# STORED RECORDS
········
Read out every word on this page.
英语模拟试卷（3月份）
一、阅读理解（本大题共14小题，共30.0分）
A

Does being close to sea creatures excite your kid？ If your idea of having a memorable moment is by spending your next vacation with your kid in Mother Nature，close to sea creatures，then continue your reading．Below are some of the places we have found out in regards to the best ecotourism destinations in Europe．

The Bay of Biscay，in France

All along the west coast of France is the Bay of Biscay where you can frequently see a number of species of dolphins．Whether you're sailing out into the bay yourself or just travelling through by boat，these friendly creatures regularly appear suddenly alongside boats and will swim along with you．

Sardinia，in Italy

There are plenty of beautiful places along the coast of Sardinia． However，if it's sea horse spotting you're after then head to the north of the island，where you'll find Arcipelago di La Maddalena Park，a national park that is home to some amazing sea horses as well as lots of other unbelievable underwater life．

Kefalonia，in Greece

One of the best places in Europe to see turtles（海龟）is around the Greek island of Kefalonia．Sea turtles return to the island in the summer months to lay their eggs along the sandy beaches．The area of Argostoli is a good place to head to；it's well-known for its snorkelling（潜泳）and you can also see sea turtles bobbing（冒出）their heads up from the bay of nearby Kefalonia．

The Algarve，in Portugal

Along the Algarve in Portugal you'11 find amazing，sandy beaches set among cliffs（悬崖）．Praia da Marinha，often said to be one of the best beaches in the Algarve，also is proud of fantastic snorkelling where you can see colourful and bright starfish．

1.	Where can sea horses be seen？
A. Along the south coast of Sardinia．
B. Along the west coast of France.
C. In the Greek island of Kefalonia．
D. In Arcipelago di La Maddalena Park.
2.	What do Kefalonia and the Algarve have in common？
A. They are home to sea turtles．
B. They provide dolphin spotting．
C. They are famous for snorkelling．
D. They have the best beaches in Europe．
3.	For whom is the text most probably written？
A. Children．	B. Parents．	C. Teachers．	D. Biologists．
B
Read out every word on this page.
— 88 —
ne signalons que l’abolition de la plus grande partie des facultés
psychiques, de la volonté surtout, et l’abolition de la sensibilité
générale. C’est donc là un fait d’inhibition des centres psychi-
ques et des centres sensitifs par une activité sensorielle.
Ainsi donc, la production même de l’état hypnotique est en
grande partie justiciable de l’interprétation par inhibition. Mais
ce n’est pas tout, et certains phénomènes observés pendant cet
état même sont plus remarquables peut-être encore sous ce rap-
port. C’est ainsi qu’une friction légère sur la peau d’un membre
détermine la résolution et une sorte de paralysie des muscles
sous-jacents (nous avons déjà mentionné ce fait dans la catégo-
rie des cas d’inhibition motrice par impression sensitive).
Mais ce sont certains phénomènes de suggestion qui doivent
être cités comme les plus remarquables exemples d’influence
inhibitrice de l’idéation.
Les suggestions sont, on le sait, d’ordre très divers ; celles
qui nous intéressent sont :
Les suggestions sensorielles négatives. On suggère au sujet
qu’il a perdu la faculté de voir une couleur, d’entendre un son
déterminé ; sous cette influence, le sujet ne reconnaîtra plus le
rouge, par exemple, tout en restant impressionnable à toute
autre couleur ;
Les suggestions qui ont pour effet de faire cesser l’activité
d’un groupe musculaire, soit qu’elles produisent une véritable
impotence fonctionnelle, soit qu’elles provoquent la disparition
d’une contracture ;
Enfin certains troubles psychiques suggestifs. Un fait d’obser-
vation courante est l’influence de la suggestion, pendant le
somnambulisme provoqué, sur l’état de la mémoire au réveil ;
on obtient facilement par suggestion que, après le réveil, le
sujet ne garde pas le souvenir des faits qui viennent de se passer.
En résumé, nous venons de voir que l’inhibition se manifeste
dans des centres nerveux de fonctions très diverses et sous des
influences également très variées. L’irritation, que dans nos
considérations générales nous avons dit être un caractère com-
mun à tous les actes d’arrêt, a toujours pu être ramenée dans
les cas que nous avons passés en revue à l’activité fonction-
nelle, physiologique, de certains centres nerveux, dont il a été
········
Take the entries above and transcribe them in full.

Read out every word on this page.
英语模拟试卷（3月份）
一、阅读理解（本大题共14小题，共30.0分）
A

Does being close to sea creatures excite your kid？ If your idea of having a memorable moment is by spending your next vacation with your kid in Mother Nature，close to sea creatures，then continue your reading．Below are some of the places we have found out in regards to the best ecotourism destinations in Europe．

The Bay of Biscay，in France

All along the west coast of France is the Bay of Biscay where you can frequently see a number of species of dolphins．Whether you're sailing out into the bay yourself or just travelling through by boat，these friendly creatures regularly appear suddenly alongside boats and will swim along with you．

Sardinia，in Italy

There are plenty of beautiful places along the coast of Sardinia． However，if it's sea horse spotting you're after then head to the north of the island，where you'll find Arcipelago di La Maddalena Park，a national park that is home to some amazing sea horses as well as lots of other unbelievable underwater life．

Kefalonia，in Greece

One of the best places in Europe to see turtles（海龟）is around the Greek island of Kefalonia．Sea turtles return to the island in the summer months to lay their eggs along the sandy beaches．The area of Argostoli is a good place to head to；it's well-known for its snorkelling（潜泳）and you can also see sea turtles bobbing（冒出）their heads up from the bay of nearby Kefalonia．

The Algarve，in Portugal

Along the Algarve in Portugal you'11 find amazing，sandy beaches set among cliffs（悬崖）．Praia da Marinha，often said to be one of the best beaches in the Algarve，also is proud of fantastic snorkelling where you can see colourful and bright starfish．

1.	Where can sea horses be seen？
A. Along the south coast of Sardinia．
B. Along the west coast of France.
C. In the Greek island of Kefalonia．
D. In Arcipelago di La Maddalena Park.
2.	What do Kefalonia and the Algarve have in common？
A. They are home to sea turtles．
B. They provide dolphin spotting．
C. They are famous for snorkelling．
D. They have the best beaches in Europe．
3.	For whom is the text most probably written？
A. Children．	B. Parents．	C. Teachers．	D. Biologists．
B
Read out every word on this page.
— 88 —
ne signalons que l’abolition de la plus grande partie des facultés
psychiques, de la volonté surtout, et l’abolition de la sensibilité
générale. C’est donc là un fait d’inhibition des centres psychi-
ques et des centres sensitifs par une activité sensorielle.
Ainsi donc, la production même de l’état hypnotique est en
grande partie justiciable de l’interprétation par inhibition. Mais
ce n’est pas tout, et certains phénomènes observés pendant cet
état même sont plus remarquables peut-être encore sous ce rap-
port. C’est ainsi qu’une friction légère sur la peau d’un membre
détermine la résolution et une sorte de paralysie des muscles
sous-jacents (nous avons déjà mentionné ce fait dans la catégo-
rie des cas d’inhibition motrice par impression sensitive).
Mais ce sont certains phénomènes de suggestion qui doivent
être cités comme les plus remarquables exemples d’influence
inhibitrice de l’idéation.
Les suggestions sont, on le sait, d’ordre très divers ; celles
qui nous intéressent sont :
Les suggestions sensorielles négatives. On suggère au sujet
qu’il a perdu la faculté de voir une couleur, d’entendre un son
déterminé ; sous cette influence, le sujet ne reconnaîtra plus le
rouge, par exemple, tout en restant impressionnable à toute
autre couleur ;
Les suggestions qui ont pour effet de faire cesser l’activité
d’un groupe musculaire, soit qu’elles produisent une véritable
impotence fonctionnelle, soit qu’elles provoquent la disparition
d’une contracture ;
Enfin certains troubles psychiques suggestifs. Un fait d’obser-
vation courante est l’influence de la suggestion, pendant le
somnambulisme provoqué, sur l’état de la mémoire au réveil ;
on obtient facilement par suggestion que, après le réveil, le
sujet ne garde pas le souvenir des faits qui viennent de se passer.
En résumé, nous venons de voir que l’inhibition se manifeste
dans des centres nerveux de fonctions très diverses et sous des
influences également très variées. L’irritation, que dans nos
considérations générales nous avons dit être un caractère com-
mun à tous les actes d’arrêt, a toujours pu être ramenée dans
les cas que nous avons passés en revue à l’activité fonction-
nelle, physiologique, de certains centres nerveux, dont il a été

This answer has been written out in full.